**Goal:** Every line below is to be quoted exactly, with nothing added or dropped.

**Records for this exercise:**

------------

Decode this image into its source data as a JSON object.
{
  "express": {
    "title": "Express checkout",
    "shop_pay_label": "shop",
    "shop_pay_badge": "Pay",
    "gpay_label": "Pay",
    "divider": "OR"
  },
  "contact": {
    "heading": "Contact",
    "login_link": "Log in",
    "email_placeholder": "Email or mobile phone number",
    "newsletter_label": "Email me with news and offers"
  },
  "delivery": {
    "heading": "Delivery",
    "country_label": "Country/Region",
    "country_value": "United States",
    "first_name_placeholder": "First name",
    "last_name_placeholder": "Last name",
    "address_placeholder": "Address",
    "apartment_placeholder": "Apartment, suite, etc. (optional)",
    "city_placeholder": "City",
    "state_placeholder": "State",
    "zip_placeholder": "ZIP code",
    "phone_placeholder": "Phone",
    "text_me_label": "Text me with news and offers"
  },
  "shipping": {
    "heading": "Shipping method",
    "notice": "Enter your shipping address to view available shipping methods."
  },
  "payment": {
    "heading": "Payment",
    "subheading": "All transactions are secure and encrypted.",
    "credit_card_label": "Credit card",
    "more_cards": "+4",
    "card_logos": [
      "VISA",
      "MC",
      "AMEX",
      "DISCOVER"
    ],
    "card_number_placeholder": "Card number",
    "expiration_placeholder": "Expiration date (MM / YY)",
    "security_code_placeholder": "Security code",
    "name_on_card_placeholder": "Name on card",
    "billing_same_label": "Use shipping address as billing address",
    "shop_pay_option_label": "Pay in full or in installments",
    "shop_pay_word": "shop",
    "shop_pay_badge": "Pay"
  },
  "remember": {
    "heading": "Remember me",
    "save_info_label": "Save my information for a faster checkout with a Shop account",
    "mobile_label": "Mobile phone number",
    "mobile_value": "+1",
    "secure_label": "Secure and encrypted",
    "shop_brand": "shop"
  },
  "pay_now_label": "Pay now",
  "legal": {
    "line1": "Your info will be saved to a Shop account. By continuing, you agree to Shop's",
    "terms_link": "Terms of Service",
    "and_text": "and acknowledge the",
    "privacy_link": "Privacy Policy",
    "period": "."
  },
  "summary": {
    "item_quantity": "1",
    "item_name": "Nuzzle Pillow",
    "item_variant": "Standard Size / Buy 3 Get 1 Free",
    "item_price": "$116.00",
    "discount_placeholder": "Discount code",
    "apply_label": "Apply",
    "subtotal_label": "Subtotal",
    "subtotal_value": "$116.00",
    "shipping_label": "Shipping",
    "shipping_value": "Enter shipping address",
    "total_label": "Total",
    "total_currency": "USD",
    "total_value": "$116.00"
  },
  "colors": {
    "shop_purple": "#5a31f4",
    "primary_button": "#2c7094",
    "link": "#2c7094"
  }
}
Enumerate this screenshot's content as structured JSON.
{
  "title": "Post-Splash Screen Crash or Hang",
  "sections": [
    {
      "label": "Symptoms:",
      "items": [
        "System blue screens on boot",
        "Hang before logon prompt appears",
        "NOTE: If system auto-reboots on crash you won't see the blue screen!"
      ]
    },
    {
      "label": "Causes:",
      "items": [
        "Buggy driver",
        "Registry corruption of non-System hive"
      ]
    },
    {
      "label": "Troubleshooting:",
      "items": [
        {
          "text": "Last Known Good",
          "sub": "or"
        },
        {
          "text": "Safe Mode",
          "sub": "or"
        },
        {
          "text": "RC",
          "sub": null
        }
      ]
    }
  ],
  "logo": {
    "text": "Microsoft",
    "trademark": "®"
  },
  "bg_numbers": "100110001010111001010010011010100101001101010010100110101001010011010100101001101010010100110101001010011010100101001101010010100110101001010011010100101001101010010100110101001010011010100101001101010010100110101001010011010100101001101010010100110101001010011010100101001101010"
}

------------

**Complete response:**
Decode this image into its source data as a JSON object.
{
  "express": {
    "title": "Express checkout",
    "shop_pay_label": "shop",
    "shop_pay_badge": "Pay",
    "gpay_label": "Pay",
    "divider": "OR"
  },
  "contact": {
    "heading": "Contact",
    "login_link": "Log in",
    "email_placeholder": "Email or mobile phone number",
    "newsletter_label": "Email me with news and offers"
  },
  "delivery": {
    "heading": "Delivery",
    "country_label": "Country/Region",
    "country_value": "United States",
    "first_name_placeholder": "First name",
    "last_name_placeholder": "Last name",
    "address_placeholder": "Address",
    "apartment_placeholder": "Apartment, suite, etc. (optional)",
    "city_placeholder": "City",
    "state_placeholder": "State",
    "zip_placeholder": "ZIP code",
    "phone_placeholder": "Phone",
    "text_me_label": "Text me with news and offers"
  },
  "shipping": {
    "heading": "Shipping method",
    "notice": "Enter your shipping address to view available shipping methods."
  },
  "payment": {
    "heading": "Payment",
    "subheading": "All transactions are secure and encrypted.",
    "credit_card_label": "Credit card",
    "more_cards": "+4",
    "card_logos": [
      "VISA",
      "MC",
      "AMEX",
      "DISCOVER"
    ],
    "card_number_placeholder": "Card number",
    "expiration_placeholder": "Expiration date (MM / YY)",
    "security_code_placeholder": "Security code",
    "name_on_card_placeholder": "Name on card",
    "billing_same_label": "Use shipping address as billing address",
    "shop_pay_option_label": "Pay in full or in installments",
    "shop_pay_word": "shop",
    "shop_pay_badge": "Pay"
  },
  "remember": {
    "heading": "Remember me",
    "save_info_label": "Save my information for a faster checkout with a Shop account",
    "mobile_label": "Mobile phone number",
    "mobile_value": "+1",
    "secure_label": "Secure and encrypted",
    "shop_brand": "shop"
  },
  "pay_now_label": "Pay now",
  "legal": {
    "line1": "Your info will be saved to a Shop account. By continuing, you agree to Shop's",
    "terms_link": "Terms of Service",
    "and_text": "and acknowledge the",
    "privacy_link": "Privacy Policy",
    "period": "."
  },
  "summary": {
    "item_quantity": "1",
    "item_name": "Nuzzle Pillow",
    "item_variant": "Standard Size / Buy 3 Get 1 Free",
    "item_price": "$116.00",
    "discount_placeholder": "Discount code",
    "apply_label": "Apply",
    "subtotal_label": "Subtotal",
    "subtotal_value": "$116.00",
    "shipping_label": "Shipping",
    "shipping_value": "Enter shipping address",
    "total_label": "Total",
    "total_currency": "USD",
    "total_value": "$116.00"
  },
  "colors": {
    "shop_purple": "#5a31f4",
    "primary_button": "#2c7094",
    "link": "#2c7094"
  }
}
Enumerate this screenshot's content as structured JSON.
{
  "title": "Post-Splash Screen Crash or Hang",
  "sections": [
    {
      "label": "Symptoms:",
      "items": [
        "System blue screens on boot",
        "Hang before logon prompt appears",
        "NOTE: If system auto-reboots on crash you won't see the blue screen!"
      ]
    },
    {
      "label": "Causes:",
      "items": [
        "Buggy driver",
        "Registry corruption of non-System hive"
      ]
    },
    {
      "label": "Troubleshooting:",
      "items": [
        {
          "text": "Last Known Good",
          "sub": "or"
        },
        {
          "text": "Safe Mode",
          "sub": "or"
        },
        {
          "text": "RC",
          "sub": null
        }
      ]
    }
  ],
  "logo": {
    "text": "Microsoft",
    "trademark": "®"
  },
  "bg_numbers": "100110001010111001010010011010100101001101010010100110101001010011010100101001101010010100110101001010011010100101001101010010100110101001010011010100101001101010010100110101001010011010100101001101010010100110101001010011010100101001101010010100110101001010011010100101001101010"
}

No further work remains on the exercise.